▶ [Stated problem]:
Every record below should be written out exactly; pictures stay out.

▶ [Exercise data]:
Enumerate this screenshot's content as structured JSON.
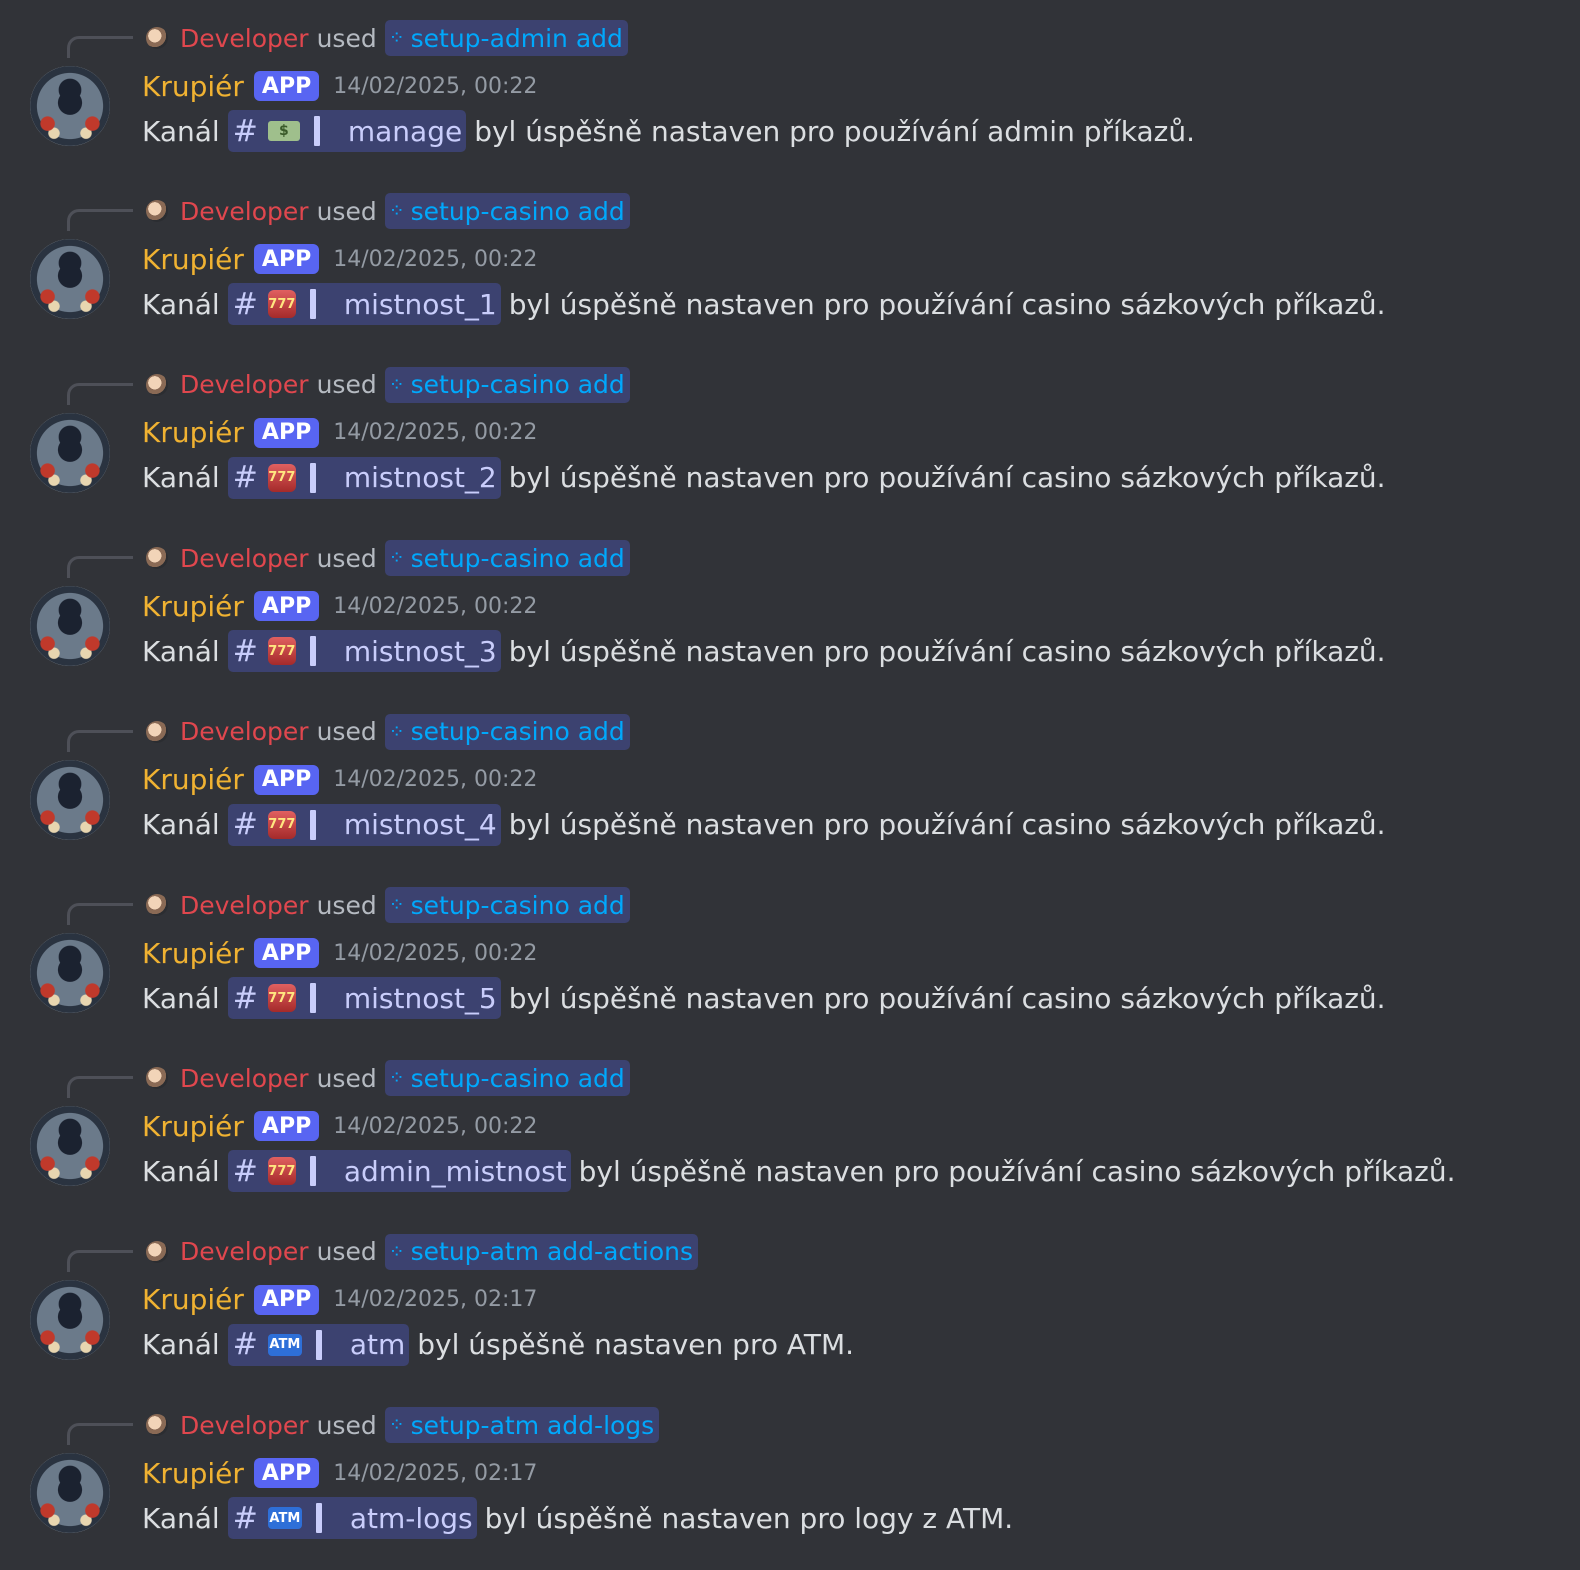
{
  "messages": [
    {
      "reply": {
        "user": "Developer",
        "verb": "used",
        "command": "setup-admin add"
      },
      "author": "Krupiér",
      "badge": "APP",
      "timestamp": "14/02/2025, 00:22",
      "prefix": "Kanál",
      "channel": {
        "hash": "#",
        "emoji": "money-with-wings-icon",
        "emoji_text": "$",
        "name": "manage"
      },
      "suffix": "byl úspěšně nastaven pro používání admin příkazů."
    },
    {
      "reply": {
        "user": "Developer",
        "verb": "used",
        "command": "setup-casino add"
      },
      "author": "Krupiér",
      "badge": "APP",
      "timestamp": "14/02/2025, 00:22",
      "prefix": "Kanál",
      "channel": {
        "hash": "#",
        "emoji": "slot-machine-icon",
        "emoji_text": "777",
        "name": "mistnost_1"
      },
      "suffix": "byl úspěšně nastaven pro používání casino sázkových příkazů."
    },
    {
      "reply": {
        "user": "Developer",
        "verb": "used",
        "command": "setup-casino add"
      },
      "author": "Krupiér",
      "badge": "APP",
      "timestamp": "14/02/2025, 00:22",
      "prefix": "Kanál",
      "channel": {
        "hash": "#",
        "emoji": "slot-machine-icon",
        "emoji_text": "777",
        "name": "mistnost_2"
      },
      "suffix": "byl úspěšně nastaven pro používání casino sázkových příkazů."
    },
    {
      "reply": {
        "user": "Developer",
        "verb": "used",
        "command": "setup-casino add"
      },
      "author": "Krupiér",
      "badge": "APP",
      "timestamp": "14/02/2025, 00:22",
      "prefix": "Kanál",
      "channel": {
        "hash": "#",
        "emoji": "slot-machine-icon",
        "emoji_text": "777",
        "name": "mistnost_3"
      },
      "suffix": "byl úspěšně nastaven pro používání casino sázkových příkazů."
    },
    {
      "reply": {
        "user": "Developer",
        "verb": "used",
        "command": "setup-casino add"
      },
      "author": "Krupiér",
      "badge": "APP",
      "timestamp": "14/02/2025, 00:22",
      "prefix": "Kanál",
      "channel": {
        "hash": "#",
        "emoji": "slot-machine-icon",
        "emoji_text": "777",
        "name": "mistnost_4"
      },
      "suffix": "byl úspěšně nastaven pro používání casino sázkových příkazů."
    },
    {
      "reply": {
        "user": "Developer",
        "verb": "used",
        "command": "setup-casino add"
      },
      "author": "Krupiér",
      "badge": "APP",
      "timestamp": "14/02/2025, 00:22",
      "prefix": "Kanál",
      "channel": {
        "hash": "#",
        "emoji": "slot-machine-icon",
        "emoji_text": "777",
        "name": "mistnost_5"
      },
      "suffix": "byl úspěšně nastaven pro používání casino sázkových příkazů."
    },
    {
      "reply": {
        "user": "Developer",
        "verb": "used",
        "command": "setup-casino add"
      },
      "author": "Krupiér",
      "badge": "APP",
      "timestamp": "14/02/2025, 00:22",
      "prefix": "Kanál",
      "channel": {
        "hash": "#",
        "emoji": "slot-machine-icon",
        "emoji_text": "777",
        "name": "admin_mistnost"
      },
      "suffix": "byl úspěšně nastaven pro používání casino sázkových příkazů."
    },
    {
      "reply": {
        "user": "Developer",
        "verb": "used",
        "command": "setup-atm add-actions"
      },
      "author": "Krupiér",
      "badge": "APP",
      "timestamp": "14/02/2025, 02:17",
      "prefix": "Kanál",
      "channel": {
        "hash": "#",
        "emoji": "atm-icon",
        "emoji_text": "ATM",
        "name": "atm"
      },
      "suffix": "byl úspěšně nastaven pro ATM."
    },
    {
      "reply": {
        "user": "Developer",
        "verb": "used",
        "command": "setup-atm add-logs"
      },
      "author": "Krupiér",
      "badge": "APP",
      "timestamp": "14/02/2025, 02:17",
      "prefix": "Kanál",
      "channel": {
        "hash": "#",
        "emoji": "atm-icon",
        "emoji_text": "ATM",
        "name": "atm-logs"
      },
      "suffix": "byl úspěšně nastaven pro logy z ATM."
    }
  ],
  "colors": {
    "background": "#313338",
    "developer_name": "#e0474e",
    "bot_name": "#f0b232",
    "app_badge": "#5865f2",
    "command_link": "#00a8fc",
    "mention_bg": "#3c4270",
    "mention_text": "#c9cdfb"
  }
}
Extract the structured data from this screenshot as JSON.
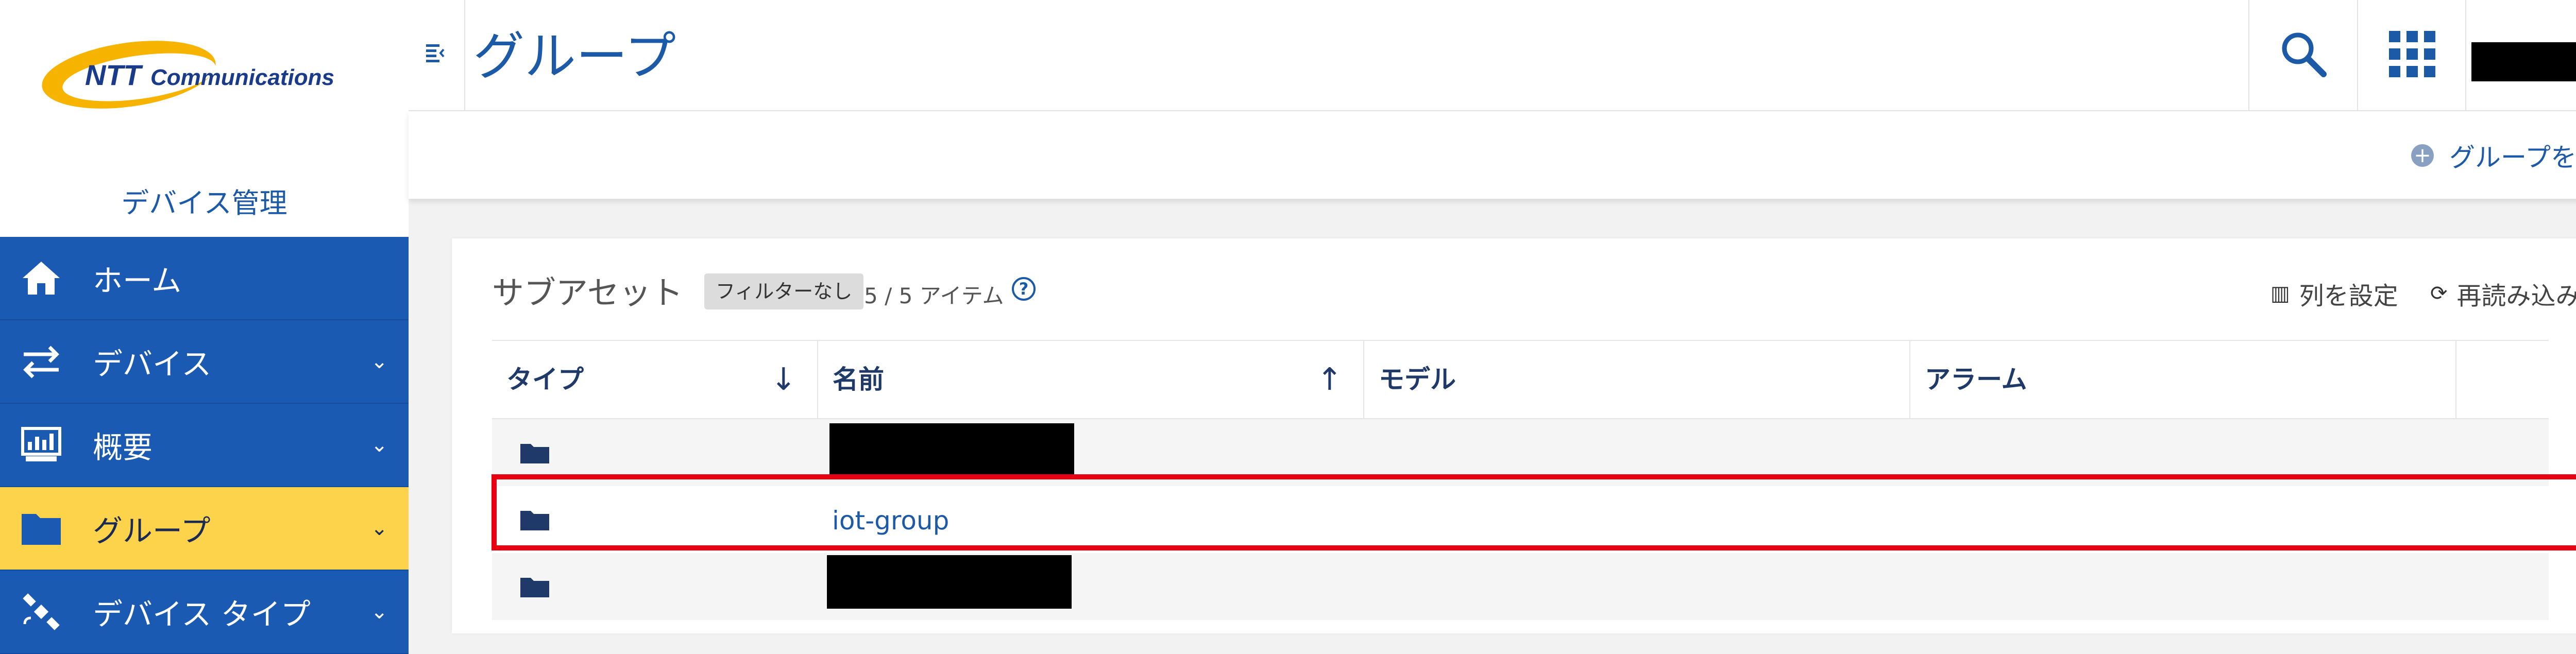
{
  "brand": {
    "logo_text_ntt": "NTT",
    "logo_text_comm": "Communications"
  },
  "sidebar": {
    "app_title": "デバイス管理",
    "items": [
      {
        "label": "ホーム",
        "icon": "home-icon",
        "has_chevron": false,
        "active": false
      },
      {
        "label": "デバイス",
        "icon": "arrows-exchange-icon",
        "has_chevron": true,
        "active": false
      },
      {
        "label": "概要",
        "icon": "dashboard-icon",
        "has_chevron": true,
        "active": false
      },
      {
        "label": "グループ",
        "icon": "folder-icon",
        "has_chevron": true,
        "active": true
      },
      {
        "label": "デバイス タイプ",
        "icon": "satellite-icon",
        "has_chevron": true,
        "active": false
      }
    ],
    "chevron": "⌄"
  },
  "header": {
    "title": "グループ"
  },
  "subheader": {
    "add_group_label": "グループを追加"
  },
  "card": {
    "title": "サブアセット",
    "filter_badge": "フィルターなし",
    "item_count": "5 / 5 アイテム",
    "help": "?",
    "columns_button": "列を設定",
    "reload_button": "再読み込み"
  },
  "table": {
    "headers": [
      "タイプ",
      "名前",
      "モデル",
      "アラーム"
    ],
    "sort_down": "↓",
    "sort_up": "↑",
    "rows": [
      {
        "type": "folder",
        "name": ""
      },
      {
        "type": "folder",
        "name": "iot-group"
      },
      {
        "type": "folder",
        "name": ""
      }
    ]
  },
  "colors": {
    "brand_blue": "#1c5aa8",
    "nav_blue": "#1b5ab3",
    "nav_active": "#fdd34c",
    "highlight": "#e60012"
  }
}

▶ [Reply]:
Enumerate this screenshot's content as structured JSON.
{
  "messages": [
    {
      "reply": {
        "user": "Developer",
        "verb": "used",
        "command": "setup-admin add"
      },
      "author": "Krupiér",
      "badge": "APP",
      "timestamp": "14/02/2025, 00:22",
      "prefix": "Kanál",
      "channel": {
        "hash": "#",
        "emoji": "money-with-wings-icon",
        "emoji_text": "$",
        "name": "manage"
      },
      "suffix": "byl úspěšně nastaven pro používání admin příkazů."
    },
    {
      "reply": {
        "user": "Developer",
        "verb": "used",
        "command": "setup-casino add"
      },
      "author": "Krupiér",
      "badge": "APP",
      "timestamp": "14/02/2025, 00:22",
      "prefix": "Kanál",
      "channel": {
        "hash": "#",
        "emoji": "slot-machine-icon",
        "emoji_text": "777",
        "name": "mistnost_1"
      },
      "suffix": "byl úspěšně nastaven pro používání casino sázkových příkazů."
    },
    {
      "reply": {
        "user": "Developer",
        "verb": "used",
        "command": "setup-casino add"
      },
      "author": "Krupiér",
      "badge": "APP",
      "timestamp": "14/02/2025, 00:22",
      "prefix": "Kanál",
      "channel": {
        "hash": "#",
        "emoji": "slot-machine-icon",
        "emoji_text": "777",
        "name": "mistnost_2"
      },
      "suffix": "byl úspěšně nastaven pro používání casino sázkových příkazů."
    },
    {
      "reply": {
        "user": "Developer",
        "verb": "used",
        "command": "setup-casino add"
      },
      "author": "Krupiér",
      "badge": "APP",
      "timestamp": "14/02/2025, 00:22",
      "prefix": "Kanál",
      "channel": {
        "hash": "#",
        "emoji": "slot-machine-icon",
        "emoji_text": "777",
        "name": "mistnost_3"
      },
      "suffix": "byl úspěšně nastaven pro používání casino sázkových příkazů."
    },
    {
      "reply": {
        "user": "Developer",
        "verb": "used",
        "command": "setup-casino add"
      },
      "author": "Krupiér",
      "badge": "APP",
      "timestamp": "14/02/2025, 00:22",
      "prefix": "Kanál",
      "channel": {
        "hash": "#",
        "emoji": "slot-machine-icon",
        "emoji_text": "777",
        "name": "mistnost_4"
      },
      "suffix": "byl úspěšně nastaven pro používání casino sázkových příkazů."
    },
    {
      "reply": {
        "user": "Developer",
        "verb": "used",
        "command": "setup-casino add"
      },
      "author": "Krupiér",
      "badge": "APP",
      "timestamp": "14/02/2025, 00:22",
      "prefix": "Kanál",
      "channel": {
        "hash": "#",
        "emoji": "slot-machine-icon",
        "emoji_text": "777",
        "name": "mistnost_5"
      },
      "suffix": "byl úspěšně nastaven pro používání casino sázkových příkazů."
    },
    {
      "reply": {
        "user": "Developer",
        "verb": "used",
        "command": "setup-casino add"
      },
      "author": "Krupiér",
      "badge": "APP",
      "timestamp": "14/02/2025, 00:22",
      "prefix": "Kanál",
      "channel": {
        "hash": "#",
        "emoji": "slot-machine-icon",
        "emoji_text": "777",
        "name": "admin_mistnost"
      },
      "suffix": "byl úspěšně nastaven pro používání casino sázkových příkazů."
    },
    {
      "reply": {
        "user": "Developer",
        "verb": "used",
        "command": "setup-atm add-actions"
      },
      "author": "Krupiér",
      "badge": "APP",
      "timestamp": "14/02/2025, 02:17",
      "prefix": "Kanál",
      "channel": {
        "hash": "#",
        "emoji": "atm-icon",
        "emoji_text": "ATM",
        "name": "atm"
      },
      "suffix": "byl úspěšně nastaven pro ATM."
    },
    {
      "reply": {
        "user": "Developer",
        "verb": "used",
        "command": "setup-atm add-logs"
      },
      "author": "Krupiér",
      "badge": "APP",
      "timestamp": "14/02/2025, 02:17",
      "prefix": "Kanál",
      "channel": {
        "hash": "#",
        "emoji": "atm-icon",
        "emoji_text": "ATM",
        "name": "atm-logs"
      },
      "suffix": "byl úspěšně nastaven pro logy z ATM."
    }
  ],
  "colors": {
    "background": "#313338",
    "developer_name": "#e0474e",
    "bot_name": "#f0b232",
    "app_badge": "#5865f2",
    "command_link": "#00a8fc",
    "mention_bg": "#3c4270",
    "mention_text": "#c9cdfb"
  }
}
Extract the structured data from this screenshot as JSON.
{
  "brand": {
    "logo_text_ntt": "NTT",
    "logo_text_comm": "Communications"
  },
  "sidebar": {
    "app_title": "デバイス管理",
    "items": [
      {
        "label": "ホーム",
        "icon": "home-icon",
        "has_chevron": false,
        "active": false
      },
      {
        "label": "デバイス",
        "icon": "arrows-exchange-icon",
        "has_chevron": true,
        "active": false
      },
      {
        "label": "概要",
        "icon": "dashboard-icon",
        "has_chevron": true,
        "active": false
      },
      {
        "label": "グループ",
        "icon": "folder-icon",
        "has_chevron": true,
        "active": true
      },
      {
        "label": "デバイス タイプ",
        "icon": "satellite-icon",
        "has_chevron": true,
        "active": false
      }
    ],
    "chevron": "⌄"
  },
  "header": {
    "title": "グループ"
  },
  "subheader": {
    "add_group_label": "グループを追加"
  },
  "card": {
    "title": "サブアセット",
    "filter_badge": "フィルターなし",
    "item_count": "5 / 5 アイテム",
    "help": "?",
    "columns_button": "列を設定",
    "reload_button": "再読み込み"
  },
  "table": {
    "headers": [
      "タイプ",
      "名前",
      "モデル",
      "アラーム"
    ],
    "sort_down": "↓",
    "sort_up": "↑",
    "rows": [
      {
        "type": "folder",
        "name": ""
      },
      {
        "type": "folder",
        "name": "iot-group"
      },
      {
        "type": "folder",
        "name": ""
      }
    ]
  },
  "colors": {
    "brand_blue": "#1c5aa8",
    "nav_blue": "#1b5ab3",
    "nav_active": "#fdd34c",
    "highlight": "#e60012"
  }
}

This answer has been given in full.